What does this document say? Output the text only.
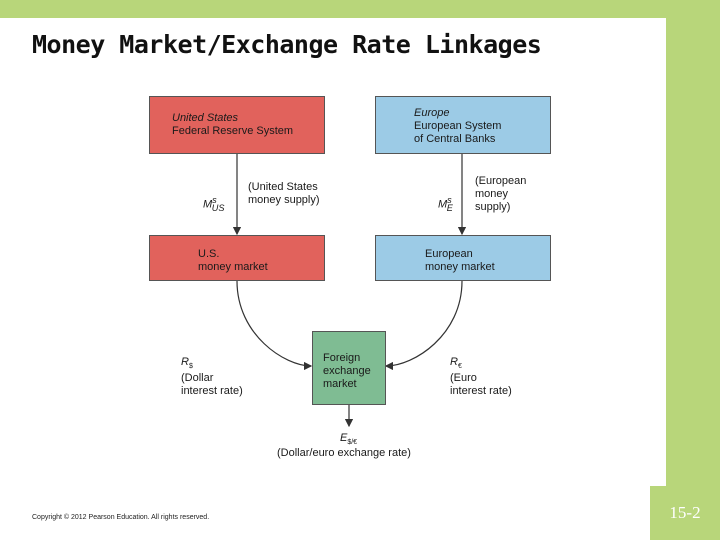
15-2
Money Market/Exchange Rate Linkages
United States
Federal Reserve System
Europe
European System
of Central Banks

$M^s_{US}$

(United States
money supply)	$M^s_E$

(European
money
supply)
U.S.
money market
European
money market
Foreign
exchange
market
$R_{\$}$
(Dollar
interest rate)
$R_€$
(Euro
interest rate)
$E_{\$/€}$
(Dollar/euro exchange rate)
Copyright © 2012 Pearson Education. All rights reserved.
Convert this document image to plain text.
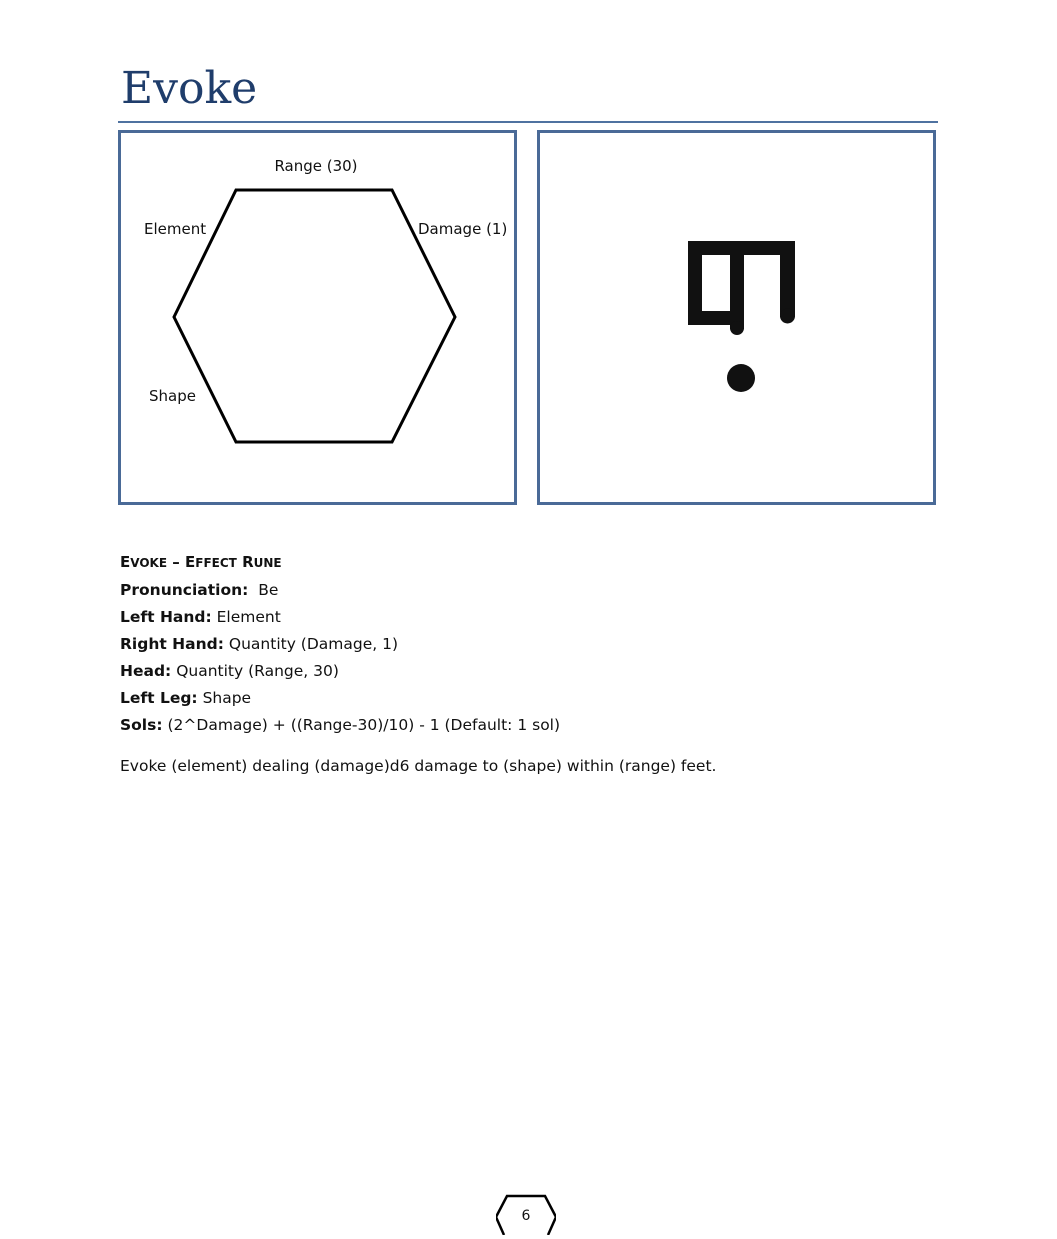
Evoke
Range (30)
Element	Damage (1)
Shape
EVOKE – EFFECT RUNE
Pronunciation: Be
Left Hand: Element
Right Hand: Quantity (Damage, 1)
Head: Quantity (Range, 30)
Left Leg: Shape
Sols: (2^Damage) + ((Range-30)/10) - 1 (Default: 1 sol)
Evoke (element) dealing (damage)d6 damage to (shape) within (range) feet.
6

--

* Short exercise
Beginning with the line that contains "Convert this document image to plain text." in the data above, please copy each line exactly until the last line, both ends included, skipping any pictures.

* Task output
Convert this document image to plain text.
Evoke
Range (30)
Element	Damage (1)
Shape
EVOKE – EFFECT RUNE
Pronunciation: Be
Left Hand: Element
Right Hand: Quantity (Damage, 1)
Head: Quantity (Range, 30)
Left Leg: Shape
Sols: (2^Damage) + ((Range-30)/10) - 1 (Default: 1 sol)
Evoke (element) dealing (damage)d6 damage to (shape) within (range) feet.
6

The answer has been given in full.